:: EXCERPTED PASSAGE ::

Advanced Manufacturing and Materials
Many NLWRs incorporate novel materials such as silicon carbide composite cladding, high-temperature alloys, or ceramic fuel forms. The NRC reviews material qualification programs, irradiation testing data, and codes for construction (e.g., ASME Boiler and Pressure Vessel Code Section III for advanced reactors). For small modular reactors and microreactors, factory fabrication and modular construction raise additional quality assurance and inspection issues.
Licensing Pathways and Milestones
While each NLWR design follows a unique review schedule, the NRC has established several milestones common to most licensing efforts under Part 52:
- Design Certification (DC): Typically a 30–48 month review after the NRC accepts the application. The NRC issues a final safety evaluation report and rulemaking to certify the design.
- Combined License (COL): The COL process includes site-specific safety and environmental reviews. The NRC conducts hearings and issues the COL if all requirements are met. The ITAAC must be completed before fuel load.

:::
:: DATA RECORDS ::

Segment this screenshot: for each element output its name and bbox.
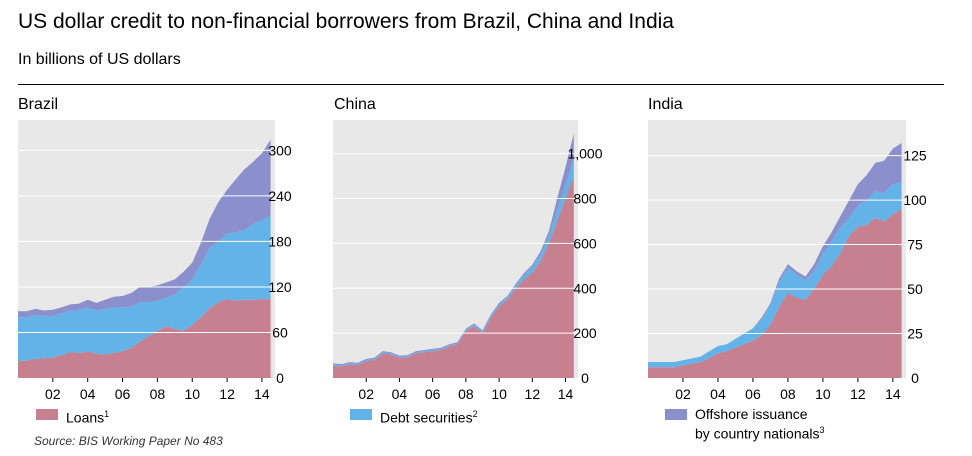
y-tick-label-brazil: 240 (268, 188, 292, 204)
area-offshore-india (648, 143, 902, 362)
y-tick-label-india: 0 (911, 370, 919, 386)
title-divider (18, 84, 944, 85)
panel-india: 0 25 50 75 100 125 02 04 06 08 10 12 14 (648, 120, 927, 402)
y-tick-label-china: 600 (573, 235, 597, 251)
legend-swatch-loans (36, 409, 58, 420)
x-tick-label-brazil: 14 (254, 386, 270, 402)
panel-title-china: China (334, 96, 376, 113)
x-tick-label-brazil: 08 (150, 386, 166, 402)
area-offshore-brazil (18, 139, 271, 318)
x-tick-label-china: 12 (525, 386, 541, 402)
x-tick-label-china: 04 (392, 386, 408, 402)
y-tick-label-brazil: 60 (272, 324, 288, 340)
area-debt-securities-india (648, 182, 902, 368)
x-tick-label-india: 08 (780, 386, 796, 402)
x-tick-label-india: 06 (745, 386, 761, 402)
x-tick-label-india: 04 (710, 386, 726, 402)
area-debt-securities-brazil (18, 215, 271, 362)
x-tick-label-india: 12 (850, 386, 866, 402)
area-loans-china (333, 176, 574, 378)
x-tick-label-brazil: 12 (219, 386, 235, 402)
y-tick-label-india: 125 (903, 148, 927, 164)
area-loans-brazil (18, 299, 271, 378)
source-note: Source: BIS Working Paper No 483 (34, 434, 223, 448)
legend-label-loans: Loans1 (66, 409, 110, 426)
x-tick-label-china: 06 (425, 386, 441, 402)
area-loans-india (648, 209, 902, 378)
x-tick-label-china: 08 (458, 386, 474, 402)
panel-title-india: India (648, 96, 683, 113)
panel-brazil: 0 60 120 180 240 300 02 04 06 08 10 12 14 (18, 120, 292, 402)
x-tick-label-brazil: 10 (184, 386, 200, 402)
y-tick-label-brazil: 300 (268, 142, 292, 158)
y-tick-label-india: 50 (907, 281, 923, 297)
y-tick-label-china: 1,000 (567, 146, 602, 162)
legend-label-offshore: Offshore issuance by country nationals3 (695, 406, 825, 442)
legend-swatch-debt-securities (350, 409, 372, 420)
x-tick-label-china: 02 (358, 386, 374, 402)
x-tick-label-india: 02 (675, 386, 691, 402)
panel-title-brazil: Brazil (18, 96, 59, 113)
y-tick-label-china: 0 (581, 370, 589, 386)
y-tick-label-china: 400 (573, 280, 597, 296)
x-tick-label-china: 10 (491, 386, 507, 402)
x-tick-label-india: 14 (885, 386, 901, 402)
legend-swatch-offshore (665, 409, 687, 420)
y-tick-label-china: 200 (573, 325, 597, 341)
y-tick-label-brazil: 180 (268, 233, 292, 249)
page-title: US dollar credit to non-financial borrow… (18, 10, 674, 33)
y-tick-label-india: 25 (907, 326, 923, 342)
page-subtitle: In billions of US dollars (18, 51, 181, 68)
x-tick-label-brazil: 02 (45, 386, 61, 402)
y-tick-label-india: 75 (907, 237, 923, 253)
panel-china: 0 200 400 600 800 1,000 02 04 06 08 10 12 14 (333, 120, 603, 402)
x-tick-label-brazil: 06 (115, 386, 131, 402)
legend-label-debt-securities: Debt securities2 (380, 409, 478, 426)
x-tick-label-china: 14 (558, 386, 574, 402)
y-tick-label-india: 100 (903, 192, 927, 208)
y-tick-label-china: 800 (573, 191, 597, 207)
x-tick-label-brazil: 04 (80, 386, 96, 402)
y-tick-label-brazil: 120 (268, 279, 292, 295)
y-tick-label-brazil: 0 (276, 370, 284, 386)
x-tick-label-india: 10 (815, 386, 831, 402)
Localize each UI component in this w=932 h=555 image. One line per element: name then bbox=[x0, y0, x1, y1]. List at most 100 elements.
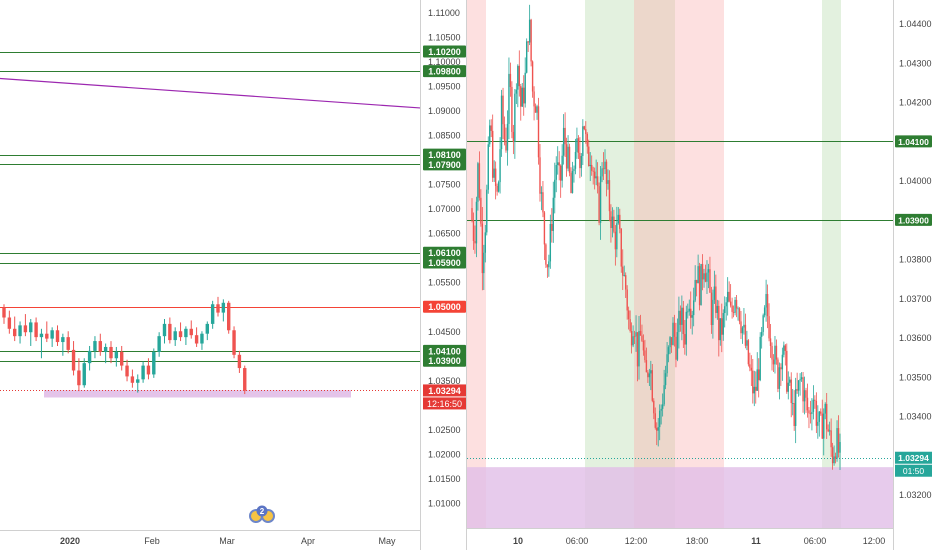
right-candle-body-170 bbox=[722, 313, 724, 335]
right-candle-body-235 bbox=[818, 411, 821, 422]
left-level-tag-label-5: 1.05900 bbox=[428, 258, 461, 268]
right-candle-body-168 bbox=[719, 318, 721, 341]
right-candle-body-245 bbox=[833, 456, 835, 464]
right-candle-body-112 bbox=[636, 332, 639, 367]
right-candle-body-30 bbox=[515, 89, 518, 94]
right-candle-body-197 bbox=[762, 315, 764, 332]
right-candle-body-140 bbox=[678, 310, 680, 333]
right-axis-tick-label: 1.04300 bbox=[899, 58, 932, 68]
right-candle-body-142 bbox=[681, 307, 683, 325]
right-candle-body-72 bbox=[577, 138, 580, 153]
right-candle-body-10 bbox=[486, 189, 488, 233]
right-candle-body-128 bbox=[660, 408, 662, 411]
right-candle-body-241 bbox=[827, 429, 829, 432]
right-axis-tick-label: 1.03500 bbox=[899, 372, 932, 382]
left-level-tag-2 bbox=[423, 148, 466, 161]
right-candle-body-93 bbox=[608, 180, 611, 212]
right-candle-body-80 bbox=[589, 164, 591, 167]
right-time-tick-label: 11 bbox=[751, 536, 761, 546]
left-axis-tick-label: 1.02500 bbox=[428, 425, 461, 435]
left-trendline bbox=[0, 77, 421, 109]
right-axis-tick-label: 1.04000 bbox=[899, 176, 932, 186]
right-candle-body-105 bbox=[626, 289, 628, 311]
right-candle-body-75 bbox=[582, 126, 584, 156]
right-candle-body-200 bbox=[766, 294, 769, 317]
right-candle-body-95 bbox=[611, 216, 614, 229]
right-candle-body-122 bbox=[651, 370, 654, 401]
left-candle-body-25 bbox=[136, 379, 140, 383]
right-candle-body-91 bbox=[605, 161, 608, 184]
right-candle-body-67 bbox=[570, 172, 572, 193]
left-axis-tick-label: 1.08500 bbox=[428, 130, 461, 140]
right-candle-body-121 bbox=[650, 370, 652, 374]
right-candle-body-96 bbox=[613, 216, 615, 232]
left-candle-body-23 bbox=[125, 365, 129, 377]
left-candle-body-13 bbox=[71, 349, 76, 371]
right-candle-body-177 bbox=[732, 311, 735, 313]
right-candle-body-28 bbox=[512, 131, 515, 142]
right-candle-body-152 bbox=[695, 280, 698, 284]
right-candle-body-58 bbox=[557, 162, 559, 166]
right-last-price-label: 1.03294 bbox=[898, 453, 929, 463]
event-badge-count-bg bbox=[256, 505, 268, 517]
left-candle-body-22 bbox=[120, 351, 124, 366]
left-axis-tick-label: 1.10500 bbox=[428, 32, 461, 42]
right-candle-body-218 bbox=[793, 403, 795, 427]
left-candle-body-15 bbox=[82, 363, 86, 386]
right-candle-body-103 bbox=[623, 275, 625, 276]
right-candle-body-2 bbox=[474, 240, 476, 244]
right-candle-body-56 bbox=[554, 179, 556, 198]
right-candle-body-78 bbox=[586, 134, 588, 147]
right-candle-body-247 bbox=[836, 428, 838, 459]
left-time-tick-label: 2020 bbox=[60, 536, 80, 546]
right-candle-body-217 bbox=[792, 403, 794, 404]
left-candle-body-29 bbox=[157, 336, 161, 352]
right-candle-body-224 bbox=[802, 377, 804, 402]
left-panel-background bbox=[0, 0, 467, 550]
left-support-zone bbox=[44, 390, 351, 398]
right-candle-body-99 bbox=[617, 214, 620, 224]
right-candle-body-130 bbox=[663, 385, 665, 405]
right-candle-body-213 bbox=[786, 350, 788, 392]
right-candle-body-92 bbox=[607, 180, 609, 184]
right-axis-tick-label: 1.03800 bbox=[899, 255, 932, 265]
right-candle-body-117 bbox=[644, 350, 646, 361]
right-candle-body-0 bbox=[471, 208, 473, 221]
left-level-tag-7 bbox=[423, 344, 466, 357]
right-candle-body-167 bbox=[718, 305, 720, 341]
left-candle-body-4 bbox=[23, 325, 28, 333]
right-axis-tick-label: 1.03600 bbox=[899, 333, 932, 343]
left-candle-body-33 bbox=[178, 331, 183, 338]
right-candle-body-153 bbox=[697, 266, 699, 284]
left-candle-body-28 bbox=[152, 351, 156, 375]
left-candle-body-26 bbox=[141, 365, 145, 380]
left-axis-tick-label: 1.09500 bbox=[428, 81, 461, 91]
right-candle-body-207 bbox=[777, 359, 779, 389]
right-candle-body-216 bbox=[790, 379, 792, 404]
right-candle-body-70 bbox=[574, 151, 577, 169]
right-candle-body-169 bbox=[721, 318, 723, 335]
right-candle-body-188 bbox=[749, 364, 751, 368]
left-candle-body-39 bbox=[210, 304, 215, 324]
right-candle-body-45 bbox=[537, 106, 540, 158]
right-candle-body-243 bbox=[830, 430, 832, 448]
session-band-red bbox=[467, 0, 486, 528]
right-candle-body-86 bbox=[598, 186, 600, 223]
left-axis-tick-label: 1.09000 bbox=[428, 106, 461, 116]
left-candle-body-20 bbox=[109, 346, 113, 359]
right-candle-body-212 bbox=[784, 345, 787, 351]
left-candle-body-9 bbox=[50, 330, 54, 339]
right-candle-body-97 bbox=[614, 231, 617, 250]
right-candle-body-125 bbox=[656, 427, 658, 431]
right-candle-body-120 bbox=[648, 373, 651, 378]
right-candle-body-141 bbox=[679, 310, 682, 325]
right-candle-body-203 bbox=[771, 345, 773, 360]
right-candle-body-135 bbox=[670, 337, 673, 345]
right-candle-body-175 bbox=[729, 301, 732, 306]
left-candle-body-0 bbox=[2, 307, 6, 318]
right-axis-tick-label: 1.04400 bbox=[899, 19, 932, 29]
left-time-tick-label: May bbox=[378, 536, 396, 546]
left-countdown-label: 12:16:50 bbox=[427, 399, 462, 409]
left-level-tag-1 bbox=[423, 65, 466, 78]
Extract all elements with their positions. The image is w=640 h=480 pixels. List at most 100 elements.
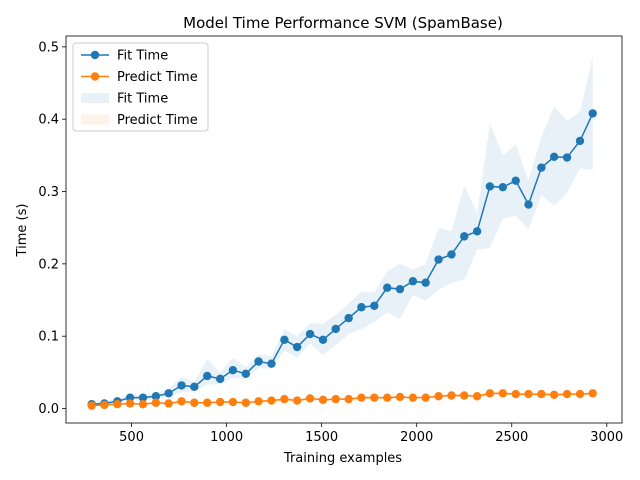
y-tick-label: 0.1 <box>38 330 59 345</box>
point-fit-time <box>408 277 418 286</box>
point-predict-time <box>472 392 482 401</box>
point-predict-time <box>383 393 392 402</box>
point-predict-time <box>460 391 469 400</box>
legend-item-predict-time-band-label: Predict Time <box>117 113 198 128</box>
legend-box <box>72 42 209 132</box>
point-predict-time <box>138 399 148 409</box>
point-fit-time <box>305 329 315 339</box>
point-fit-time <box>292 342 302 352</box>
point-fit-time <box>318 335 328 345</box>
y-tick-label: 0.5 <box>38 40 59 55</box>
point-fit-time <box>151 392 161 401</box>
x-tick-label: 2000 <box>400 430 433 445</box>
plot-area: 500 1000 1500 2000 2500 3000 0.0 0.1 0.2 0.3 0.4 0.… <box>38 35 623 445</box>
legend-item-predict-time-marker <box>90 72 100 81</box>
point-fit-time <box>228 365 238 375</box>
point-fit-time <box>549 152 559 161</box>
point-fit-time <box>370 301 379 311</box>
point-fit-time <box>267 359 276 368</box>
point-predict-time <box>370 393 379 402</box>
legend-item-fit-time-label: Fit Time <box>117 49 168 64</box>
point-predict-time <box>524 389 533 399</box>
point-predict-time <box>344 394 353 404</box>
point-predict-time <box>190 398 199 407</box>
point-predict-time <box>434 392 443 401</box>
point-predict-time <box>87 401 96 410</box>
legend-item-fit-time-marker <box>90 50 100 60</box>
point-fit-time <box>125 393 135 402</box>
x-tick-label: 1500 <box>305 430 338 445</box>
point-predict-time <box>447 391 456 400</box>
legend-item-fit-time-band-label: Fit Time <box>117 92 168 107</box>
point-fit-time <box>383 283 392 292</box>
point-fit-time <box>447 250 456 259</box>
y-tick-label: 0.4 <box>38 113 59 128</box>
point-fit-time <box>215 374 225 384</box>
point-predict-time <box>254 397 263 406</box>
point-predict-time <box>241 398 251 407</box>
point-fit-time <box>575 136 585 146</box>
legend-item-predict-time-label: Predict Time <box>117 70 198 85</box>
y-tick-label: 0.3 <box>38 185 59 200</box>
point-predict-time <box>575 389 585 399</box>
point-predict-time <box>151 398 161 407</box>
point-predict-time <box>215 397 225 407</box>
point-predict-time <box>177 397 186 406</box>
legend-item-fit-time-band-patch <box>81 93 109 103</box>
point-fit-time <box>485 182 495 191</box>
band-fit-time <box>91 56 593 406</box>
legend-item-predict-time-band-patch <box>81 114 109 125</box>
point-fit-time <box>498 182 508 192</box>
point-predict-time <box>113 399 122 409</box>
point-predict-time <box>280 394 289 404</box>
point-predict-time <box>549 390 559 399</box>
point-predict-time <box>203 398 212 407</box>
x-tick-label: 500 <box>119 430 144 445</box>
point-fit-time <box>190 382 199 392</box>
y-tick-label: 0.0 <box>38 402 59 417</box>
point-fit-time <box>472 227 482 236</box>
point-fit-time <box>537 163 546 172</box>
x-tick-label: 3000 <box>590 430 623 445</box>
point-fit-time <box>524 200 533 209</box>
point-predict-time <box>537 389 546 399</box>
point-fit-time <box>138 393 148 402</box>
point-fit-time <box>421 278 430 287</box>
x-tick-label: 1000 <box>210 430 243 445</box>
point-predict-time <box>421 393 430 402</box>
point-predict-time <box>498 389 508 398</box>
point-fit-time <box>280 335 289 345</box>
point-fit-time <box>588 109 597 118</box>
axes-frame <box>65 35 623 424</box>
point-fit-time <box>357 303 366 312</box>
point-fit-time <box>177 381 186 390</box>
point-predict-time <box>100 400 109 410</box>
line-predict-time <box>91 392 593 407</box>
point-predict-time <box>357 393 366 402</box>
point-predict-time <box>292 396 302 405</box>
point-predict-time <box>408 393 418 402</box>
point-predict-time <box>395 392 405 402</box>
point-fit-time <box>344 313 353 323</box>
point-fit-time <box>254 357 263 366</box>
point-fit-time <box>331 324 340 334</box>
chart-title: Model Time Performance SVM (SpamBase) <box>183 14 503 32</box>
point-fit-time <box>511 176 520 185</box>
y-tick-label: 0.2 <box>38 257 59 272</box>
point-predict-time <box>267 396 276 405</box>
point-predict-time <box>305 394 315 403</box>
point-predict-time <box>125 399 135 408</box>
point-predict-time <box>318 395 328 405</box>
point-fit-time <box>460 232 469 241</box>
point-fit-time <box>434 255 443 264</box>
point-predict-time <box>485 389 495 398</box>
point-fit-time <box>562 153 572 162</box>
point-predict-time <box>562 389 572 399</box>
point-fit-time <box>203 371 212 381</box>
point-fit-time <box>241 369 251 379</box>
point-predict-time <box>164 399 173 408</box>
point-predict-time <box>331 394 340 404</box>
point-fit-time <box>164 389 173 398</box>
point-predict-time <box>511 389 520 399</box>
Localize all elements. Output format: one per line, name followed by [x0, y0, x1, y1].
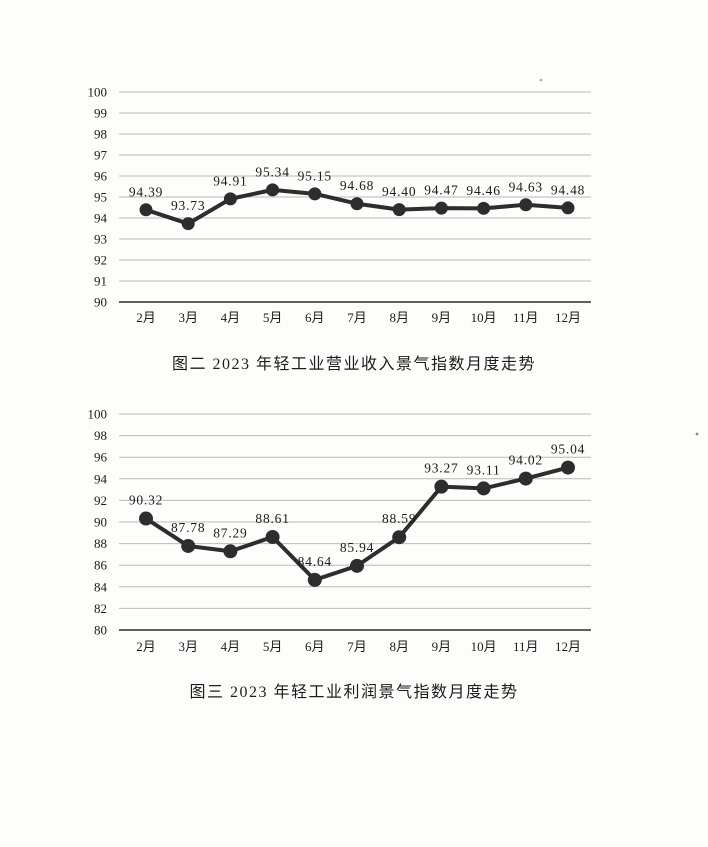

:::

§ TASKS FOR THIS EXERCISE
a: Print, word for word, the stretch of the reactor licensing passage from "- Combined License" through "before fuel load.".
b: Carry the reactor licensing passage forward, starting right after its last sentence.
This material stands apart from the reactor licensing passage.

§ WRITTEN ANSWERS
a:
- Combined License (COL): The COL process includes site-specific safety and environmental reviews. The NRC conducts hearings and issues the COL if all requirements are met. The ITAAC must be completed before fuel load.

b:
- Construction Permit (CP): Under Part 50, the CP review may be shorter but the applicant must later obtain a separate operating license. Few NLWR applicants have chosen this route.
- Early Site Permit (ESP): Valid for 10–20 years, the ESP resolves site-related safety and environmental issues in advance.
Current notable NLWR licensing activities include the design certification review of the X-energy Xe-100 (a high-temperature gas-cooled reactor) and the Terrestrial Energy IMSR (a molten salt reactor). The NRC also received a COL application for the NuScale Power SMR (light water small modular reactor, not an NLWR but often grouped with advanced designs). For true NLWRs, the first design certification decisions are expected in the mid- to late-2020s.
Challenges and Adaptation
Licensing advanced NLWRs has presented several challenges that the NRC has systematically addressed.
Lack of Operating Experience
Unlike LWRs, which have decades of operational data, NLWRs have limited or no commercial operating history in the United States. The NRC compensates using data from test reactors, foreign experience, and research programs. The agency also requires applicants to perform extensive testing and code validation. To streamline the process, the NRC and DOE have collaborated on a coordinated research program to fill knowledge gaps.
Regulatory Staff Expertise
Reviewing novel technologies demands new technical expertise within the NRC. The agency has hired additional staff with backgrounds in molten salt chemistry, liquid metal thermal hydraulics, and advanced materials. It also provides training and uses external consultants when necessary. The NRC established a dedicated Advanced Reactor Review Branch to handle these applications.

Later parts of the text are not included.